(練習問題)
下のリスト全体の各行を、1行につき1つの文字列にしたJSONの配列で示してください。空行は入れないでください。

(練習用素材)
|---|

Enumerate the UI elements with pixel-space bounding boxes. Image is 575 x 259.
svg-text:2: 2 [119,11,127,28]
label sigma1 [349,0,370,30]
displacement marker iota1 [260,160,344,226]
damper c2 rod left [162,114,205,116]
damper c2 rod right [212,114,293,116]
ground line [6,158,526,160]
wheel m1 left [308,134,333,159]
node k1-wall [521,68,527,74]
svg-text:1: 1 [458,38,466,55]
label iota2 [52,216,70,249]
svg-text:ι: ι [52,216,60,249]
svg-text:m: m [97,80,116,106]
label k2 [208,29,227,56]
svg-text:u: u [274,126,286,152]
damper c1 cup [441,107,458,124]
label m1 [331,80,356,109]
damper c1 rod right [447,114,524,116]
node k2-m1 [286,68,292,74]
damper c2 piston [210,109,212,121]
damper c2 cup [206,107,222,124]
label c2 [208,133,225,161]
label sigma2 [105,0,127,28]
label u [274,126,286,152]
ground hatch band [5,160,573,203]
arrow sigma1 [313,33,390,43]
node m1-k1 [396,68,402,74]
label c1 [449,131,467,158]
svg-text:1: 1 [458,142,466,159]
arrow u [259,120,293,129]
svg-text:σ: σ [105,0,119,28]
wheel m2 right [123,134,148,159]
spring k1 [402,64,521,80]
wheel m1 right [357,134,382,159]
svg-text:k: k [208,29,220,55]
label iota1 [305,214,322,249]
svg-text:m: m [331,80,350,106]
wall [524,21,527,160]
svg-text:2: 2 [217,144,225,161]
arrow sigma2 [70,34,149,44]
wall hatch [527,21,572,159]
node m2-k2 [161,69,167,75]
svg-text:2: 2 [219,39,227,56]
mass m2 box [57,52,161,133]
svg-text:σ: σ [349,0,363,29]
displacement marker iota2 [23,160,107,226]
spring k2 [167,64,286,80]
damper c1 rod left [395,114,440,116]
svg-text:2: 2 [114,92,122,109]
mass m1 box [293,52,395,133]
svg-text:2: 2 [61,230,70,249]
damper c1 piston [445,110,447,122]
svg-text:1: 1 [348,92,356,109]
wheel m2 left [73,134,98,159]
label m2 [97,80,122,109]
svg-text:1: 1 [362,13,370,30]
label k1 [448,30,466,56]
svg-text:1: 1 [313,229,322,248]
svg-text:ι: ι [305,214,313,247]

|---|

(正しい答え)
[
  "Enumerate the UI elements with pixel-space bounding boxes. Image is 575 x 259.",
  "svg-text:2: 2 [119,11,127,28]",
  "label sigma1 [349,0,370,30]",
  "displacement marker iota1 [260,160,344,226]",
  "damper c2 rod left [162,114,205,116]",
  "damper c2 rod right [212,114,293,116]",
  "ground line [6,158,526,160]",
  "wheel m1 left [308,134,333,159]",
  "node k1-wall [521,68,527,74]",
  "svg-text:1: 1 [458,38,466,55]",
  "label iota2 [52,216,70,249]",
  "svg-text:ι: ι [52,216,60,249]",
  "svg-text:m: m [97,80,116,106]",
  "label k2 [208,29,227,56]",
  "svg-text:u: u [274,126,286,152]",
  "damper c1 cup [441,107,458,124]",
  "label m1 [331,80,356,109]",
  "damper c1 rod right [447,114,524,116]",
  "node k2-m1 [286,68,292,74]",
  "damper c2 piston [210,109,212,121]",
  "damper c2 cup [206,107,222,124]",
  "label c2 [208,133,225,161]",
  "label sigma2 [105,0,127,28]",
  "label u [274,126,286,152]",
  "ground hatch band [5,160,573,203]",
  "arrow sigma1 [313,33,390,43]",
  "node m1-k1 [396,68,402,74]",
  "label c1 [449,131,467,158]",
  "svg-text:1: 1 [458,142,466,159]",
  "arrow u [259,120,293,129]",
  "svg-text:σ: σ [105,0,119,28]",
  "wheel m2 right [123,134,148,159]",
  "spring k1 [402,64,521,80]",
  "wheel m1 right [357,134,382,159]",
  "svg-text:k: k [208,29,220,55]",
  "label iota1 [305,214,322,249]",
  "svg-text:m: m [331,80,350,106]",
  "wall [524,21,527,160]",
  "svg-text:2: 2 [217,144,225,161]",
  "arrow sigma2 [70,34,149,44]",
  "wall hatch [527,21,572,159]",
  "node m2-k2 [161,69,167,75]",
  "svg-text:2: 2 [219,39,227,56]",
  "mass m2 box [57,52,161,133]",
  "svg-text:σ: σ [349,0,363,29]",
  "displacement marker iota2 [23,160,107,226]",
  "spring k2 [167,64,286,80]",
  "damper c1 rod left [395,114,440,116]",
  "svg-text:2: 2 [114,92,122,109]",
  "mass m1 box [293,52,395,133]",
  "svg-text:2: 2 [61,230,70,249]",
  "damper c1 piston [445,110,447,122]",
  "svg-text:1: 1 [348,92,356,109]",
  "wheel m2 left [73,134,98,159]",
  "label m2 [97,80,122,109]",
  "svg-text:1: 1 [362,13,370,30]",
  "label k1 [448,30,466,56]",
  "svg-text:1: 1 [313,229,322,248]",
  "svg-text:ι: ι [305,214,313,247]"
]